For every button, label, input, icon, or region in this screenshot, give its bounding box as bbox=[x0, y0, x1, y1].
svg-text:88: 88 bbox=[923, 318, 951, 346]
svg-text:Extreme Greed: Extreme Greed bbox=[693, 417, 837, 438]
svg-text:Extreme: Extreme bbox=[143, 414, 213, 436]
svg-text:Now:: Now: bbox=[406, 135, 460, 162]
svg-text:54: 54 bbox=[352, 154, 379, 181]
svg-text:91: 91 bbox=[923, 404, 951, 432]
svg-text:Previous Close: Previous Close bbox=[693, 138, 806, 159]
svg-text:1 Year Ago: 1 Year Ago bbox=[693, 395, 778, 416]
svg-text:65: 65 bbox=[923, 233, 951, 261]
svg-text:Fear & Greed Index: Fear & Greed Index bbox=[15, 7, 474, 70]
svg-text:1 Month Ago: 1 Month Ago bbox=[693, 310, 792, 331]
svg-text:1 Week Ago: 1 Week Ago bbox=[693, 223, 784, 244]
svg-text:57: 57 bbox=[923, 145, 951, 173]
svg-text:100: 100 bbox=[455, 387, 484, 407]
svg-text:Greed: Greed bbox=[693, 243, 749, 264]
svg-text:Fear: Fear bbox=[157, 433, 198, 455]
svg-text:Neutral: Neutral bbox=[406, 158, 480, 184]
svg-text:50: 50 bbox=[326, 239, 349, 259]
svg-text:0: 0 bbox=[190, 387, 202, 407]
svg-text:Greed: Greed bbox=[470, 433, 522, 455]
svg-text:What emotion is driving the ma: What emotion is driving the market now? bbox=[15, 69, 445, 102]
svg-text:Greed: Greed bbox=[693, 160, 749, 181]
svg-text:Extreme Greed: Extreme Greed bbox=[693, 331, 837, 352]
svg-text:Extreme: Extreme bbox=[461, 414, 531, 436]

-- Stated problem --
Return lines from the start of the records through the line that contains "svg-text:Now:: Now: bbox=[406, 135, 460, 162]", word for word, with both ends included.

-- Task output --
For every button, label, input, icon, or region in this screenshot, give its bounding box as bbox=[x0, y0, x1, y1].
svg-text:88: 88 bbox=[923, 318, 951, 346]
svg-text:Extreme Greed: Extreme Greed bbox=[693, 417, 837, 438]
svg-text:Extreme: Extreme bbox=[143, 414, 213, 436]
svg-text:Now:: Now: bbox=[406, 135, 460, 162]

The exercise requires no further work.